Dataset rows:
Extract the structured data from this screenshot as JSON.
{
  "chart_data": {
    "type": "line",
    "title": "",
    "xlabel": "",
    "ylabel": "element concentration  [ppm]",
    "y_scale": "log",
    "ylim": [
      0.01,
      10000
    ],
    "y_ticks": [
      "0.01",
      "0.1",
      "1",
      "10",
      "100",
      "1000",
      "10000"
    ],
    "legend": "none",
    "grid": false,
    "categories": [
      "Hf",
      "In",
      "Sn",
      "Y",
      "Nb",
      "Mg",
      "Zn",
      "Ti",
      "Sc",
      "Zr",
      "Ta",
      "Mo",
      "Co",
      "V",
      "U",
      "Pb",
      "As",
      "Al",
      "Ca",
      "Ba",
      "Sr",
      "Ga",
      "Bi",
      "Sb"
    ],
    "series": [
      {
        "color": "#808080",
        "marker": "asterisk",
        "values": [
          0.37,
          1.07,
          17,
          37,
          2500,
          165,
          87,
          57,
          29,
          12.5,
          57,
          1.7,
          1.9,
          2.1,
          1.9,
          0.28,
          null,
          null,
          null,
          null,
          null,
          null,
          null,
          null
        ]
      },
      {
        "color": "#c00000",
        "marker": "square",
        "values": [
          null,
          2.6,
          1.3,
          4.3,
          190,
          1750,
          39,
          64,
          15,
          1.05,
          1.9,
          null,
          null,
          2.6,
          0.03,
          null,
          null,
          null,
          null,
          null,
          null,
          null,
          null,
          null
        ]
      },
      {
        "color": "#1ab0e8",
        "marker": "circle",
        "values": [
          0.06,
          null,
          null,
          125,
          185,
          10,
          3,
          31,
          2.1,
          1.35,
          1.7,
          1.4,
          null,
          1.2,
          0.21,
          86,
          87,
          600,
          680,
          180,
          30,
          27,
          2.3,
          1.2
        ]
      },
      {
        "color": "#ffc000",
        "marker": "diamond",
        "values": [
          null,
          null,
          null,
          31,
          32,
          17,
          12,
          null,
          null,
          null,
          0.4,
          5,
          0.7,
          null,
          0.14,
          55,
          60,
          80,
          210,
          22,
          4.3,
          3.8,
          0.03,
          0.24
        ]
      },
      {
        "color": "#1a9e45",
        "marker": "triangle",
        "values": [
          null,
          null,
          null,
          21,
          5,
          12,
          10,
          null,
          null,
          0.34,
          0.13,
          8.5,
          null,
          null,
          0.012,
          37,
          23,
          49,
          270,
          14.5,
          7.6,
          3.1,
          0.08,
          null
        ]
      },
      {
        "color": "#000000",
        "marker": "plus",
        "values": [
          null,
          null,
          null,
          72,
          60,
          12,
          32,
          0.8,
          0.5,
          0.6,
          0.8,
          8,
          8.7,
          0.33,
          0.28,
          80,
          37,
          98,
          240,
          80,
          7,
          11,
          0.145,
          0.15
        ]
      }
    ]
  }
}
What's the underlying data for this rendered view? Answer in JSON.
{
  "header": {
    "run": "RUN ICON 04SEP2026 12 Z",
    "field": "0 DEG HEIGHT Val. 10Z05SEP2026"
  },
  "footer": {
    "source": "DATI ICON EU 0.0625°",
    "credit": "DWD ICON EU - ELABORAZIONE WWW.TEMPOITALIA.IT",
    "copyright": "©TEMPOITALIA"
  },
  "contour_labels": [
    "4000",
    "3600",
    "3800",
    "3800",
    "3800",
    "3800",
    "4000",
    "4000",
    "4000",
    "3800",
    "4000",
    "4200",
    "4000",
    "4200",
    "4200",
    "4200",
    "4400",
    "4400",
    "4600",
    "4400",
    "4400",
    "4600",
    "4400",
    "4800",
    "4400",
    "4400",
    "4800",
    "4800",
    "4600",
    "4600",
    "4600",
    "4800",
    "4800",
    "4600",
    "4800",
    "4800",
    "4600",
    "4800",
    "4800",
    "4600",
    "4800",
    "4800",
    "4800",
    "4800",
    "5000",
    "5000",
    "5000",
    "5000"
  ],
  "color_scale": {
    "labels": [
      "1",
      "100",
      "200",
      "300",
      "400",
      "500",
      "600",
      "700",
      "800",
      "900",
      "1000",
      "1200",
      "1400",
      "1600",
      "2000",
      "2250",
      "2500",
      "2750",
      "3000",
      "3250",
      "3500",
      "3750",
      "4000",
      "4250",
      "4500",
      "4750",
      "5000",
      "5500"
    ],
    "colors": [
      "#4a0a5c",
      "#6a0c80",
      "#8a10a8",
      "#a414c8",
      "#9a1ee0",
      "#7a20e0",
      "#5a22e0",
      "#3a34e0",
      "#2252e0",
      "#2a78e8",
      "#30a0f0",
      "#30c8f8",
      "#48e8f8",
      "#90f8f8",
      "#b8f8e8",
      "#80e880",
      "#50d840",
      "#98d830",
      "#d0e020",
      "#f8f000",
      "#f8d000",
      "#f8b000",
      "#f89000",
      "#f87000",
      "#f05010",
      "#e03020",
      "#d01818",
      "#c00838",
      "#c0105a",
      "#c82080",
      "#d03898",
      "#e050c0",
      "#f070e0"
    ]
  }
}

Required task: Out of the records, collect only those lines that contain the string "JSON".

Solution for this task:
Extract the structured data from this screenshot as JSON.
What's the underlying data for this rendered view? Answer in JSON.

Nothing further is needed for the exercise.